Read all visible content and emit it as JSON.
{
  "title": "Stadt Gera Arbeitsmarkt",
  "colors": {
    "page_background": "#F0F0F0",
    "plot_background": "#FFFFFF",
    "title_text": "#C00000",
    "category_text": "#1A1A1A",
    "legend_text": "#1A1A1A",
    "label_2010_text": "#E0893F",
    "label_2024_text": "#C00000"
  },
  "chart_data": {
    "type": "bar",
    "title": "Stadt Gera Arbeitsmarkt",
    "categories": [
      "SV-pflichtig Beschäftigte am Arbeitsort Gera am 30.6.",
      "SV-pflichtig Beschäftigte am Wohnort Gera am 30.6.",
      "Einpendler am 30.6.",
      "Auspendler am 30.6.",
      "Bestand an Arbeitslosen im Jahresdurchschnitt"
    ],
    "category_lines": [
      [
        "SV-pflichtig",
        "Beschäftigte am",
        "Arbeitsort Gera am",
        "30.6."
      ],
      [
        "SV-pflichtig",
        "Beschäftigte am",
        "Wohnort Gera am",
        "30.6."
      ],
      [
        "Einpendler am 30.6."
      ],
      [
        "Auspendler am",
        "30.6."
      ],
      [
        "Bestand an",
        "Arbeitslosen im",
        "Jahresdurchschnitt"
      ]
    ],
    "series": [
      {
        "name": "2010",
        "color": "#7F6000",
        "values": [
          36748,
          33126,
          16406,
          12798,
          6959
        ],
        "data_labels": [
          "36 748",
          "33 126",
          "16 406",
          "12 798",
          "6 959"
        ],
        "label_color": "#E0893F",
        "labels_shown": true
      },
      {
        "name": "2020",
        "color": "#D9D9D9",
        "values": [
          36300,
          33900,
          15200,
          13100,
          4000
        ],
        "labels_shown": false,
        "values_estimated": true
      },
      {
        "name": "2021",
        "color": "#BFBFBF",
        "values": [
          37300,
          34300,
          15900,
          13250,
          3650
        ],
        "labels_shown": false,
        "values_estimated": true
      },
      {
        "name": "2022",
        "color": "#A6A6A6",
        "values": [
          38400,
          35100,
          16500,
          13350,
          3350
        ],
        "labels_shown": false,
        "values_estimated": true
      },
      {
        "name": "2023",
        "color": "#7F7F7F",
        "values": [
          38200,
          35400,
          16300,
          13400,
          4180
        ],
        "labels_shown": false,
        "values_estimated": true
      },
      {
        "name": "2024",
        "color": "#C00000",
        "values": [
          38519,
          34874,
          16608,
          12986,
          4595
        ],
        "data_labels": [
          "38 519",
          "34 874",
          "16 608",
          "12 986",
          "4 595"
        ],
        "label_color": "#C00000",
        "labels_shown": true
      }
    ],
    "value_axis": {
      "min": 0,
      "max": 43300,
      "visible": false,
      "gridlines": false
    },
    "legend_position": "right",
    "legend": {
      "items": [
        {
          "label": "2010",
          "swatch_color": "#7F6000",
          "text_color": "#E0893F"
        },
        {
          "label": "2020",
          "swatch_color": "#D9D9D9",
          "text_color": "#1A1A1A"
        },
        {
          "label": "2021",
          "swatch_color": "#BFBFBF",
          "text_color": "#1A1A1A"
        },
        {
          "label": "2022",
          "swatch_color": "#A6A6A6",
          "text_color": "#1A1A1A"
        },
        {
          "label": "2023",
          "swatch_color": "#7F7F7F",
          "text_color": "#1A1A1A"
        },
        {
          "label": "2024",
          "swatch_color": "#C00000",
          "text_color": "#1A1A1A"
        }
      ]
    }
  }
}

+ + + +

Task to carry out:
Reproduce the full listing word for word.

The answer:
Read all visible content and emit it as JSON.
{
  "title": "Stadt Gera Arbeitsmarkt",
  "colors": {
    "page_background": "#F0F0F0",
    "plot_background": "#FFFFFF",
    "title_text": "#C00000",
    "category_text": "#1A1A1A",
    "legend_text": "#1A1A1A",
    "label_2010_text": "#E0893F",
    "label_2024_text": "#C00000"
  },
  "chart_data": {
    "type": "bar",
    "title": "Stadt Gera Arbeitsmarkt",
    "categories": [
      "SV-pflichtig Beschäftigte am Arbeitsort Gera am 30.6.",
      "SV-pflichtig Beschäftigte am Wohnort Gera am 30.6.",
      "Einpendler am 30.6.",
      "Auspendler am 30.6.",
      "Bestand an Arbeitslosen im Jahresdurchschnitt"
    ],
    "category_lines": [
      [
        "SV-pflichtig",
        "Beschäftigte am",
        "Arbeitsort Gera am",
        "30.6."
      ],
      [
        "SV-pflichtig",
        "Beschäftigte am",
        "Wohnort Gera am",
        "30.6."
      ],
      [
        "Einpendler am 30.6."
      ],
      [
        "Auspendler am",
        "30.6."
      ],
      [
        "Bestand an",
        "Arbeitslosen im",
        "Jahresdurchschnitt"
      ]
    ],
    "series": [
      {
        "name": "2010",
        "color": "#7F6000",
        "values": [
          36748,
          33126,
          16406,
          12798,
          6959
        ],
        "data_labels": [
          "36 748",
          "33 126",
          "16 406",
          "12 798",
          "6 959"
        ],
        "label_color": "#E0893F",
        "labels_shown": true
      },
      {
        "name": "2020",
        "color": "#D9D9D9",
        "values": [
          36300,
          33900,
          15200,
          13100,
          4000
        ],
        "labels_shown": false,
        "values_estimated": true
      },
      {
        "name": "2021",
        "color": "#BFBFBF",
        "values": [
          37300,
          34300,
          15900,
          13250,
          3650
        ],
        "labels_shown": false,
        "values_estimated": true
      },
      {
        "name": "2022",
        "color": "#A6A6A6",
        "values": [
          38400,
          35100,
          16500,
          13350,
          3350
        ],
        "labels_shown": false,
        "values_estimated": true
      },
      {
        "name": "2023",
        "color": "#7F7F7F",
        "values": [
          38200,
          35400,
          16300,
          13400,
          4180
        ],
        "labels_shown": false,
        "values_estimated": true
      },
      {
        "name": "2024",
        "color": "#C00000",
        "values": [
          38519,
          34874,
          16608,
          12986,
          4595
        ],
        "data_labels": [
          "38 519",
          "34 874",
          "16 608",
          "12 986",
          "4 595"
        ],
        "label_color": "#C00000",
        "labels_shown": true
      }
    ],
    "value_axis": {
      "min": 0,
      "max": 43300,
      "visible": false,
      "gridlines": false
    },
    "legend_position": "right",
    "legend": {
      "items": [
        {
          "label": "2010",
          "swatch_color": "#7F6000",
          "text_color": "#E0893F"
        },
        {
          "label": "2020",
          "swatch_color": "#D9D9D9",
          "text_color": "#1A1A1A"
        },
        {
          "label": "2021",
          "swatch_color": "#BFBFBF",
          "text_color": "#1A1A1A"
        },
        {
          "label": "2022",
          "swatch_color": "#A6A6A6",
          "text_color": "#1A1A1A"
        },
        {
          "label": "2023",
          "swatch_color": "#7F7F7F",
          "text_color": "#1A1A1A"
        },
        {
          "label": "2024",
          "swatch_color": "#C00000",
          "text_color": "#1A1A1A"
        }
      ]
    }
  }
}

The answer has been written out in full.